:: WHAT YOU WILL DO ::
Will you print the material below without altering a single character?

%%

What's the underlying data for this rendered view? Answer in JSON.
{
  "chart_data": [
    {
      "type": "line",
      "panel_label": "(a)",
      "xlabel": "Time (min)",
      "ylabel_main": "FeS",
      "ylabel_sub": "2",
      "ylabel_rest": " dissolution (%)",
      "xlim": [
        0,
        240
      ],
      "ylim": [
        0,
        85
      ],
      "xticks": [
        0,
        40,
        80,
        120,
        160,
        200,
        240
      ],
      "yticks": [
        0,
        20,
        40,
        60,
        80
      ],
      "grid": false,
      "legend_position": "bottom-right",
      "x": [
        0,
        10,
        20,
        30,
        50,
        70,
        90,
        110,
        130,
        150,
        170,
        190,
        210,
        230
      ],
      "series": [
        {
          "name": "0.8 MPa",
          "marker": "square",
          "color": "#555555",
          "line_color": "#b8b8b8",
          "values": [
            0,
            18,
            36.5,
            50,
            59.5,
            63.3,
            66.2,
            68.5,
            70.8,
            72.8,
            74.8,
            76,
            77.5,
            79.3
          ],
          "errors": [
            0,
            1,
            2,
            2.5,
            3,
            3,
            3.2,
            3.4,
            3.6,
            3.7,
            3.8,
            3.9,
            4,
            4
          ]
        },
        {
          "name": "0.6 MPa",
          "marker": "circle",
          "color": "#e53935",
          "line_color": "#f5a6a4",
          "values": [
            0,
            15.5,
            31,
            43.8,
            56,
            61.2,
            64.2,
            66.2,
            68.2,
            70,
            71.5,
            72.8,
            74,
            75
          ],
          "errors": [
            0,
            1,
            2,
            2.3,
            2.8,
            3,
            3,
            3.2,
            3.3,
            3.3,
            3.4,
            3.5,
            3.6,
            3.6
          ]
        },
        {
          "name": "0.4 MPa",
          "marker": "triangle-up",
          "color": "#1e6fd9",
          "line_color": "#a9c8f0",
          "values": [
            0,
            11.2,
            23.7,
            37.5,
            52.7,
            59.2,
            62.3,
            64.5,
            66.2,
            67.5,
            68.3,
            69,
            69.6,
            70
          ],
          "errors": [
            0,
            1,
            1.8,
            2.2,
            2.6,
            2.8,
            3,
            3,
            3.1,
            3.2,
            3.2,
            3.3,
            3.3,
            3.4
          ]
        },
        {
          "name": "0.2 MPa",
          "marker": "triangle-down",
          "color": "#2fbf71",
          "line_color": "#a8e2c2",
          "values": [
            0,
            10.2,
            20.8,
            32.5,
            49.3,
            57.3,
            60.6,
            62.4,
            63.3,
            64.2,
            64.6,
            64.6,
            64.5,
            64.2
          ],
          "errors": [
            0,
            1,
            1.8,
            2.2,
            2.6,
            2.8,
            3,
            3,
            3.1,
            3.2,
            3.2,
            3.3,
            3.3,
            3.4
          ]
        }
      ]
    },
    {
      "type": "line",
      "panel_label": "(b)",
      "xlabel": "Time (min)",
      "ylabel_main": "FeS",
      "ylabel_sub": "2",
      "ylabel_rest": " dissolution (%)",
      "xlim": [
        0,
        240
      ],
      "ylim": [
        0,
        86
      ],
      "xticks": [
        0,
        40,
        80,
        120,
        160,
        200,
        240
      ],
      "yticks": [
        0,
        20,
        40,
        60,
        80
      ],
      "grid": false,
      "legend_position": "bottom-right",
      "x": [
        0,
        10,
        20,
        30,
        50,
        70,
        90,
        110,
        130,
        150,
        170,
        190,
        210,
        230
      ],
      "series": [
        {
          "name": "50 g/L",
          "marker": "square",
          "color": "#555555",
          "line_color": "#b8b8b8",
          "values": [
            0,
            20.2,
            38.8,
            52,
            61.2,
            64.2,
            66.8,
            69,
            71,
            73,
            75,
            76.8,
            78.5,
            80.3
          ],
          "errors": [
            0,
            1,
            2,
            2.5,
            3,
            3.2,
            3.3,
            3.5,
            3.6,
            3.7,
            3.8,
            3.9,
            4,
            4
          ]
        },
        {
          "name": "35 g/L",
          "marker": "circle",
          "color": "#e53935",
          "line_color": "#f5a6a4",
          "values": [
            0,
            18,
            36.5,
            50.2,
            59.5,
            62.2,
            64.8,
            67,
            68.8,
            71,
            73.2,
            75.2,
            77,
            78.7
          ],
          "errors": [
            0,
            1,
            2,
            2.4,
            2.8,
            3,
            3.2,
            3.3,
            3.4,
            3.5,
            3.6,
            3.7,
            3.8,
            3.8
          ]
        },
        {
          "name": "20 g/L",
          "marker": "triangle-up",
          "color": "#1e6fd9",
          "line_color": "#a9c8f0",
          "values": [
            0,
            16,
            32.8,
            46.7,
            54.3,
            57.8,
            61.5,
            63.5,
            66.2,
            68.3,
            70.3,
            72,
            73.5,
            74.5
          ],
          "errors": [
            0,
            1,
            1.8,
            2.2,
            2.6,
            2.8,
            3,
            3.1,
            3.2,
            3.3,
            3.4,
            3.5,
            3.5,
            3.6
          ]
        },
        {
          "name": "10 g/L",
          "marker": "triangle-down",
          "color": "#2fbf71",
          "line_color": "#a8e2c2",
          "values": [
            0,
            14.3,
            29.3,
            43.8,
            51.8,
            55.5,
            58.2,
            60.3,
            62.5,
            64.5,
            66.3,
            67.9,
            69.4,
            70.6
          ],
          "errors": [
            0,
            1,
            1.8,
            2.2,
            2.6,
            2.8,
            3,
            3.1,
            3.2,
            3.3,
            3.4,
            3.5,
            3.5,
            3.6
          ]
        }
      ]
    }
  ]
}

%%

:: SOLUTION TO THIS PROBLEM ::
What's the underlying data for this rendered view? Answer in JSON.
{
  "chart_data": [
    {
      "type": "line",
      "panel_label": "(a)",
      "xlabel": "Time (min)",
      "ylabel_main": "FeS",
      "ylabel_sub": "2",
      "ylabel_rest": " dissolution (%)",
      "xlim": [
        0,
        240
      ],
      "ylim": [
        0,
        85
      ],
      "xticks": [
        0,
        40,
        80,
        120,
        160,
        200,
        240
      ],
      "yticks": [
        0,
        20,
        40,
        60,
        80
      ],
      "grid": false,
      "legend_position": "bottom-right",
      "x": [
        0,
        10,
        20,
        30,
        50,
        70,
        90,
        110,
        130,
        150,
        170,
        190,
        210,
        230
      ],
      "series": [
        {
          "name": "0.8 MPa",
          "marker": "square",
          "color": "#555555",
          "line_color": "#b8b8b8",
          "values": [
            0,
            18,
            36.5,
            50,
            59.5,
            63.3,
            66.2,
            68.5,
            70.8,
            72.8,
            74.8,
            76,
            77.5,
            79.3
          ],
          "errors": [
            0,
            1,
            2,
            2.5,
            3,
            3,
            3.2,
            3.4,
            3.6,
            3.7,
            3.8,
            3.9,
            4,
            4
          ]
        },
        {
          "name": "0.6 MPa",
          "marker": "circle",
          "color": "#e53935",
          "line_color": "#f5a6a4",
          "values": [
            0,
            15.5,
            31,
            43.8,
            56,
            61.2,
            64.2,
            66.2,
            68.2,
            70,
            71.5,
            72.8,
            74,
            75
          ],
          "errors": [
            0,
            1,
            2,
            2.3,
            2.8,
            3,
            3,
            3.2,
            3.3,
            3.3,
            3.4,
            3.5,
            3.6,
            3.6
          ]
        },
        {
          "name": "0.4 MPa",
          "marker": "triangle-up",
          "color": "#1e6fd9",
          "line_color": "#a9c8f0",
          "values": [
            0,
            11.2,
            23.7,
            37.5,
            52.7,
            59.2,
            62.3,
            64.5,
            66.2,
            67.5,
            68.3,
            69,
            69.6,
            70
          ],
          "errors": [
            0,
            1,
            1.8,
            2.2,
            2.6,
            2.8,
            3,
            3,
            3.1,
            3.2,
            3.2,
            3.3,
            3.3,
            3.4
          ]
        },
        {
          "name": "0.2 MPa",
          "marker": "triangle-down",
          "color": "#2fbf71",
          "line_color": "#a8e2c2",
          "values": [
            0,
            10.2,
            20.8,
            32.5,
            49.3,
            57.3,
            60.6,
            62.4,
            63.3,
            64.2,
            64.6,
            64.6,
            64.5,
            64.2
          ],
          "errors": [
            0,
            1,
            1.8,
            2.2,
            2.6,
            2.8,
            3,
            3,
            3.1,
            3.2,
            3.2,
            3.3,
            3.3,
            3.4
          ]
        }
      ]
    },
    {
      "type": "line",
      "panel_label": "(b)",
      "xlabel": "Time (min)",
      "ylabel_main": "FeS",
      "ylabel_sub": "2",
      "ylabel_rest": " dissolution (%)",
      "xlim": [
        0,
        240
      ],
      "ylim": [
        0,
        86
      ],
      "xticks": [
        0,
        40,
        80,
        120,
        160,
        200,
        240
      ],
      "yticks": [
        0,
        20,
        40,
        60,
        80
      ],
      "grid": false,
      "legend_position": "bottom-right",
      "x": [
        0,
        10,
        20,
        30,
        50,
        70,
        90,
        110,
        130,
        150,
        170,
        190,
        210,
        230
      ],
      "series": [
        {
          "name": "50 g/L",
          "marker": "square",
          "color": "#555555",
          "line_color": "#b8b8b8",
          "values": [
            0,
            20.2,
            38.8,
            52,
            61.2,
            64.2,
            66.8,
            69,
            71,
            73,
            75,
            76.8,
            78.5,
            80.3
          ],
          "errors": [
            0,
            1,
            2,
            2.5,
            3,
            3.2,
            3.3,
            3.5,
            3.6,
            3.7,
            3.8,
            3.9,
            4,
            4
          ]
        },
        {
          "name": "35 g/L",
          "marker": "circle",
          "color": "#e53935",
          "line_color": "#f5a6a4",
          "values": [
            0,
            18,
            36.5,
            50.2,
            59.5,
            62.2,
            64.8,
            67,
            68.8,
            71,
            73.2,
            75.2,
            77,
            78.7
          ],
          "errors": [
            0,
            1,
            2,
            2.4,
            2.8,
            3,
            3.2,
            3.3,
            3.4,
            3.5,
            3.6,
            3.7,
            3.8,
            3.8
          ]
        },
        {
          "name": "20 g/L",
          "marker": "triangle-up",
          "color": "#1e6fd9",
          "line_color": "#a9c8f0",
          "values": [
            0,
            16,
            32.8,
            46.7,
            54.3,
            57.8,
            61.5,
            63.5,
            66.2,
            68.3,
            70.3,
            72,
            73.5,
            74.5
          ],
          "errors": [
            0,
            1,
            1.8,
            2.2,
            2.6,
            2.8,
            3,
            3.1,
            3.2,
            3.3,
            3.4,
            3.5,
            3.5,
            3.6
          ]
        },
        {
          "name": "10 g/L",
          "marker": "triangle-down",
          "color": "#2fbf71",
          "line_color": "#a8e2c2",
          "values": [
            0,
            14.3,
            29.3,
            43.8,
            51.8,
            55.5,
            58.2,
            60.3,
            62.5,
            64.5,
            66.3,
            67.9,
            69.4,
            70.6
          ],
          "errors": [
            0,
            1,
            1.8,
            2.2,
            2.6,
            2.8,
            3,
            3.1,
            3.2,
            3.3,
            3.4,
            3.5,
            3.5,
            3.6
          ]
        }
      ]
    }
  ]
}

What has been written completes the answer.